» **TASK TO CARRY OUT**
Render every line below as a Markdown table, using a column named Row for the row number and a column named Line for the line itself. Leave out blank lines.

» **ENTRIES PROVIDED**
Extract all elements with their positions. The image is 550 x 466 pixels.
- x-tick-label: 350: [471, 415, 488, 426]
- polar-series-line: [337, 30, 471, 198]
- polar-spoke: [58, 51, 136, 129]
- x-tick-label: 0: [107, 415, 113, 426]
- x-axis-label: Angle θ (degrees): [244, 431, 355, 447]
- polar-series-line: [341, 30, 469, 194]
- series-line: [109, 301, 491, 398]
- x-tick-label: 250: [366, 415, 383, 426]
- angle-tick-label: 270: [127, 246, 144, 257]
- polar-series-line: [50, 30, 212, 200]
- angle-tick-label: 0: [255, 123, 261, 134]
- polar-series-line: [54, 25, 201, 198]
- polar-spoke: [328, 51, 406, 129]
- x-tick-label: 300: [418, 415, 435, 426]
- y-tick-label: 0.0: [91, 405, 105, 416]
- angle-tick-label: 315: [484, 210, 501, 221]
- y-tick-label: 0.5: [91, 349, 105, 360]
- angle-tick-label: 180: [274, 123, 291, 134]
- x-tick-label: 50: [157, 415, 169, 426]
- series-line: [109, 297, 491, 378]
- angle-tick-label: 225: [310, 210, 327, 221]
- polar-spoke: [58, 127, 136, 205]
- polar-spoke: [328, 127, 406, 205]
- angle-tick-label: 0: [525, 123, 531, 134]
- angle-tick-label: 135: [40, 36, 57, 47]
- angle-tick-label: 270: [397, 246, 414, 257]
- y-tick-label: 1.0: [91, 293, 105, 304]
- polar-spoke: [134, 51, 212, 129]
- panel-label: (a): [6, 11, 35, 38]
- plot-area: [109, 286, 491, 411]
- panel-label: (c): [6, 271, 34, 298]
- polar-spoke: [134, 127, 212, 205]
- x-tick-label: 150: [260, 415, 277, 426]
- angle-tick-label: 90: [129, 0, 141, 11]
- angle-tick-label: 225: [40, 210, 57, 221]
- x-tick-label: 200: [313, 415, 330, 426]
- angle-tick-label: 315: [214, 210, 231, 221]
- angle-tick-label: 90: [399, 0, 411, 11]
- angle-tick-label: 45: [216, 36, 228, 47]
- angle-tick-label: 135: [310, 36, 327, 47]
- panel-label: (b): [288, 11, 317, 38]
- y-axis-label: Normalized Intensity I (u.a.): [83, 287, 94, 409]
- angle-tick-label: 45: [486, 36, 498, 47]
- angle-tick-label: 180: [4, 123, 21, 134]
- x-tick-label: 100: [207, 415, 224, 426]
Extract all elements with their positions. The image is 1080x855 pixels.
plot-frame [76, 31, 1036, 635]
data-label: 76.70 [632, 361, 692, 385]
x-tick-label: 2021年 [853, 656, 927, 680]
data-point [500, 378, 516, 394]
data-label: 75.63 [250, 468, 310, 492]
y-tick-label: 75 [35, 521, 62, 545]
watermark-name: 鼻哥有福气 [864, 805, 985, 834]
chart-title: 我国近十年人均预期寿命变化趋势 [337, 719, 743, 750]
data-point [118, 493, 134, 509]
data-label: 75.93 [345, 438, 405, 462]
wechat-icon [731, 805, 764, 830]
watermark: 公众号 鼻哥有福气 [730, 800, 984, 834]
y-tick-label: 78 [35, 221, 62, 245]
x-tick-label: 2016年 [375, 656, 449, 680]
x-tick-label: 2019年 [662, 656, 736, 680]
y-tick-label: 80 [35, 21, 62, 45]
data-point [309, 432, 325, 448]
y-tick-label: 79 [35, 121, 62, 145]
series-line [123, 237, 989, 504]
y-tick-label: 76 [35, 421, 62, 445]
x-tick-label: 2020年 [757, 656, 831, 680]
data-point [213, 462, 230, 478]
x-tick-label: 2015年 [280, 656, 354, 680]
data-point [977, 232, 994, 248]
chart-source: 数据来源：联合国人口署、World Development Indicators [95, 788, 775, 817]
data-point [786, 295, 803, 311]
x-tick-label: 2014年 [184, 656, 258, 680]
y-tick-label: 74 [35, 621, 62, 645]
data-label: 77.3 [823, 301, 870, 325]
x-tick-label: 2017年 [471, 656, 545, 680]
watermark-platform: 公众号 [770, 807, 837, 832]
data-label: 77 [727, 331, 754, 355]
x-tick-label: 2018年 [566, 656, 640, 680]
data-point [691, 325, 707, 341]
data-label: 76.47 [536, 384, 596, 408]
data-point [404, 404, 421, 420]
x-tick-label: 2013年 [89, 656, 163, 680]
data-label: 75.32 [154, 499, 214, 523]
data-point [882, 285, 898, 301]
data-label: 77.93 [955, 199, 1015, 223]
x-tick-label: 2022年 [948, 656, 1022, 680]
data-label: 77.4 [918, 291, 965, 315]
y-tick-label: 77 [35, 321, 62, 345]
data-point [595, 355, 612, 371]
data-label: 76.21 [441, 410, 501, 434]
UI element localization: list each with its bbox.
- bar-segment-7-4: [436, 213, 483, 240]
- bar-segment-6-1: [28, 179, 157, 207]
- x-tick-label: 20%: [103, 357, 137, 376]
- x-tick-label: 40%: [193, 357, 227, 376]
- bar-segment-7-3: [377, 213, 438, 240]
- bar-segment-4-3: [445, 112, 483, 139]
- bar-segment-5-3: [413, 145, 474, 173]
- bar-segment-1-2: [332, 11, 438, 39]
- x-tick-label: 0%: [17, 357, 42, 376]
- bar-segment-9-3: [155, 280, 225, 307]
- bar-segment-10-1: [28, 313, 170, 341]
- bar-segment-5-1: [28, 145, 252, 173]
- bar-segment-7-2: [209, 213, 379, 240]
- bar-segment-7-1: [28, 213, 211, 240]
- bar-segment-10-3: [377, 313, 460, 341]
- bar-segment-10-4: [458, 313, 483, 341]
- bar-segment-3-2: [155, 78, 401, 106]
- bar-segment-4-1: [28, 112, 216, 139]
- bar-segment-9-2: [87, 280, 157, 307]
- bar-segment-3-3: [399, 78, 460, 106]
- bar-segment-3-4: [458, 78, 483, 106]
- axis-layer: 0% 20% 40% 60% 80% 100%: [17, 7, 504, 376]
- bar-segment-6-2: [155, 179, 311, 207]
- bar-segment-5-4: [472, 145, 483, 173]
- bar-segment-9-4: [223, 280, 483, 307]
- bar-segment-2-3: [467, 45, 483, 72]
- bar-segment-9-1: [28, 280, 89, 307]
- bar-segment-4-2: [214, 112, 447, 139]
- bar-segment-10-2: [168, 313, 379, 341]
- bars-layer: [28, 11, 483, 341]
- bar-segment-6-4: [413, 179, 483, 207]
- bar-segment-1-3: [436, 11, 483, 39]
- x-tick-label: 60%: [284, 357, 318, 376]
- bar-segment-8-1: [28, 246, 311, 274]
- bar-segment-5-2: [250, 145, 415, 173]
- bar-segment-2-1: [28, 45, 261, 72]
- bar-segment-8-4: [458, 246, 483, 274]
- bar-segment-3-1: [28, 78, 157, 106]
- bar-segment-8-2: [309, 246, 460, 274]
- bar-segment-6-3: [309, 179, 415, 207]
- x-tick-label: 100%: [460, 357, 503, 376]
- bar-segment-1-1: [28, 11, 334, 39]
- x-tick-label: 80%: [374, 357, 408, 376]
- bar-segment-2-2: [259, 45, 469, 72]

» **SOLUTION BELOW**
| Row | Line |
|---|---|
| 1 | Extract all elements with their positions. The image is 550 x 466 pixels. |
| 2 | - x-tick-label: 350: [471, 415, 488, 426] |
| 3 | - polar-series-line: [337, 30, 471, 198] |
| 4 | - polar-spoke: [58, 51, 136, 129] |
| 5 | - x-tick-label: 0: [107, 415, 113, 426] |
| 6 | - x-axis-label: Angle θ (degrees): [244, 431, 355, 447] |
| 7 | - polar-series-line: [341, 30, 469, 194] |
| 8 | - series-line: [109, 301, 491, 398] |
| 9 | - x-tick-label: 250: [366, 415, 383, 426] |
| 10 | - angle-tick-label: 270: [127, 246, 144, 257] |
| 11 | - polar-series-line: [50, 30, 212, 200] |
| 12 | - angle-tick-label: 0: [255, 123, 261, 134] |
| 13 | - polar-series-line: [54, 25, 201, 198] |
| 14 | - polar-spoke: [328, 51, 406, 129] |
| 15 | - x-tick-label: 300: [418, 415, 435, 426] |
| 16 | - y-tick-label: 0.0: [91, 405, 105, 416] |
| 17 | - angle-tick-label: 315: [484, 210, 501, 221] |
| 18 | - y-tick-label: 0.5: [91, 349, 105, 360] |
| 19 | - angle-tick-label: 180: [274, 123, 291, 134] |
| 20 | - x-tick-label: 50: [157, 415, 169, 426] |
| 21 | - series-line: [109, 297, 491, 378] |
| 22 | - angle-tick-label: 225: [310, 210, 327, 221] |
| 23 | - polar-spoke: [58, 127, 136, 205] |
| 24 | - polar-spoke: [328, 127, 406, 205] |
| 25 | - angle-tick-label: 0: [525, 123, 531, 134] |
| 26 | - angle-tick-label: 135: [40, 36, 57, 47] |
| 27 | - angle-tick-label: 270: [397, 246, 414, 257] |
| 28 | - y-tick-label: 1.0: [91, 293, 105, 304] |
| 29 | - polar-spoke: [134, 51, 212, 129] |
| 30 | - panel-label: (a): [6, 11, 35, 38] |
| 31 | - plot-area: [109, 286, 491, 411] |
| 32 | - panel-label: (c): [6, 271, 34, 298] |
| 33 | - polar-spoke: [134, 127, 212, 205] |
| 34 | - x-tick-label: 150: [260, 415, 277, 426] |
| 35 | - angle-tick-label: 90: [129, 0, 141, 11] |
| 36 | - angle-tick-label: 225: [40, 210, 57, 221] |
| 37 | - x-tick-label: 200: [313, 415, 330, 426] |
| 38 | - angle-tick-label: 315: [214, 210, 231, 221] |
| 39 | - angle-tick-label: 90: [399, 0, 411, 11] |
| 40 | - angle-tick-label: 45: [216, 36, 228, 47] |
| 41 | - angle-tick-label: 135: [310, 36, 327, 47] |
| 42 | - panel-label: (b): [288, 11, 317, 38] |
| 43 | - y-axis-label: Normalized Intensity I (u.a.): [83, 287, 94, 409] |
| 44 | - angle-tick-label: 45: [486, 36, 498, 47] |
| 45 | - angle-tick-label: 180: [4, 123, 21, 134] |
| 46 | - x-tick-label: 100: [207, 415, 224, 426] |
| 47 | Extract all elements with their positions. The image is 1080x855 pixels. |
| 48 | plot-frame [76, 31, 1036, 635] |
| 49 | data-label: 76.70 [632, 361, 692, 385] |
| 50 | x-tick-label: 2021年 [853, 656, 927, 680] |
| 51 | data-point [500, 378, 516, 394] |
| 52 | data-label: 75.63 [250, 468, 310, 492] |
| 53 | y-tick-label: 75 [35, 521, 62, 545] |
| 54 | watermark-name: 鼻哥有福气 [864, 805, 985, 834] |
| 55 | chart-title: 我国近十年人均预期寿命变化趋势 [337, 719, 743, 750] |
| 56 | data-point [118, 493, 134, 509] |
| 57 | data-label: 75.93 [345, 438, 405, 462] |
| 58 | wechat-icon [731, 805, 764, 830] |
| 59 | watermark: 公众号 鼻哥有福气 [730, 800, 984, 834] |
| 60 | y-tick-label: 78 [35, 221, 62, 245] |
| 61 | x-tick-label: 2016年 [375, 656, 449, 680] |
| 62 | x-tick-label: 2019年 [662, 656, 736, 680] |
| 63 | y-tick-label: 80 [35, 21, 62, 45] |
| 64 | data-point [309, 432, 325, 448] |
| 65 | y-tick-label: 79 [35, 121, 62, 145] |
| 66 | series-line [123, 237, 989, 504] |
| 67 | y-tick-label: 76 [35, 421, 62, 445] |
| 68 | x-tick-label: 2020年 [757, 656, 831, 680] |
| 69 | data-point [213, 462, 230, 478] |
| 70 | x-tick-label: 2015年 [280, 656, 354, 680] |
| 71 | data-point [977, 232, 994, 248] |
| 72 | chart-source: 数据来源：联合国人口署、World Development Indicators [95, 788, 775, 817] |
| 73 | data-point [786, 295, 803, 311] |
| 74 | x-tick-label: 2014年 [184, 656, 258, 680] |
| 75 | y-tick-label: 74 [35, 621, 62, 645] |
| 76 | data-label: 77.3 [823, 301, 870, 325] |
| 77 | x-tick-label: 2017年 [471, 656, 545, 680] |
| 78 | watermark-platform: 公众号 [770, 807, 837, 832] |
| 79 | data-label: 77 [727, 331, 754, 355] |
| 80 | x-tick-label: 2018年 [566, 656, 640, 680] |
| 81 | data-point [691, 325, 707, 341] |
| 82 | data-label: 76.47 [536, 384, 596, 408] |
| 83 | data-point [404, 404, 421, 420] |
| 84 | x-tick-label: 2013年 [89, 656, 163, 680] |
| 85 | data-label: 75.32 [154, 499, 214, 523] |
| 86 | data-point [882, 285, 898, 301] |
| 87 | data-label: 77.93 [955, 199, 1015, 223] |
| 88 | x-tick-label: 2022年 [948, 656, 1022, 680] |
| 89 | data-label: 77.4 [918, 291, 965, 315] |
| 90 | y-tick-label: 77 [35, 321, 62, 345] |
| 91 | data-point [595, 355, 612, 371] |
| 92 | data-label: 76.21 [441, 410, 501, 434] |
| 93 | UI element localization: list each with its bbox. |
| 94 | - bar-segment-7-4: [436, 213, 483, 240] |
| 95 | - bar-segment-6-1: [28, 179, 157, 207] |
| 96 | - x-tick-label: 20%: [103, 357, 137, 376] |
| 97 | - x-tick-label: 40%: [193, 357, 227, 376] |
| 98 | - bar-segment-7-3: [377, 213, 438, 240] |
| 99 | - bar-segment-4-3: [445, 112, 483, 139] |
| 100 | - bar-segment-5-3: [413, 145, 474, 173] |
| 101 | - bar-segment-1-2: [332, 11, 438, 39] |
| 102 | - x-tick-label: 0%: [17, 357, 42, 376] |
| 103 | - bar-segment-9-3: [155, 280, 225, 307] |
| 104 | - bar-segment-10-1: [28, 313, 170, 341] |
| 105 | - bar-segment-5-1: [28, 145, 252, 173] |
| 106 | - bar-segment-7-2: [209, 213, 379, 240] |
| 107 | - bar-segment-7-1: [28, 213, 211, 240] |
| 108 | - bar-segment-10-3: [377, 313, 460, 341] |
| 109 | - bar-segment-10-4: [458, 313, 483, 341] |
| 110 | - bar-segment-3-2: [155, 78, 401, 106] |
| 111 | - bar-segment-4-1: [28, 112, 216, 139] |
| 112 | - bar-segment-9-2: [87, 280, 157, 307] |
| 113 | - bar-segment-3-3: [399, 78, 460, 106] |
| 114 | - bar-segment-3-4: [458, 78, 483, 106] |
| 115 | - axis-layer: 0% 20% 40% 60% 80% 100%: [17, 7, 504, 376] |
| 116 | - bar-segment-6-2: [155, 179, 311, 207] |
| 117 | - bar-segment-5-4: [472, 145, 483, 173] |
| 118 | - bar-segment-9-4: [223, 280, 483, 307] |
| 119 | - bar-segment-2-3: [467, 45, 483, 72] |
| 120 | - bar-segment-9-1: [28, 280, 89, 307] |
| 121 | - bar-segment-4-2: [214, 112, 447, 139] |
| 122 | - bar-segment-10-2: [168, 313, 379, 341] |
| 123 | - bars-layer: [28, 11, 483, 341] |
| 124 | - bar-segment-6-4: [413, 179, 483, 207] |
| 125 | - bar-segment-1-3: [436, 11, 483, 39] |
| 126 | - x-tick-label: 60%: [284, 357, 318, 376] |
| 127 | - bar-segment-8-1: [28, 246, 311, 274] |
| 128 | - bar-segment-5-2: [250, 145, 415, 173] |
| 129 | - bar-segment-2-1: [28, 45, 261, 72] |
| 130 | - bar-segment-8-4: [458, 246, 483, 274] |
| 131 | - bar-segment-3-1: [28, 78, 157, 106] |
| 132 | - bar-segment-8-2: [309, 246, 460, 274] |
| 133 | - bar-segment-6-3: [309, 179, 415, 207] |
| 134 | - x-tick-label: 100%: [460, 357, 503, 376] |
| 135 | - bar-segment-1-1: [28, 11, 334, 39] |
| 136 | - x-tick-label: 80%: [374, 357, 408, 376] |
| 137 | - bar-segment-2-2: [259, 45, 469, 72] |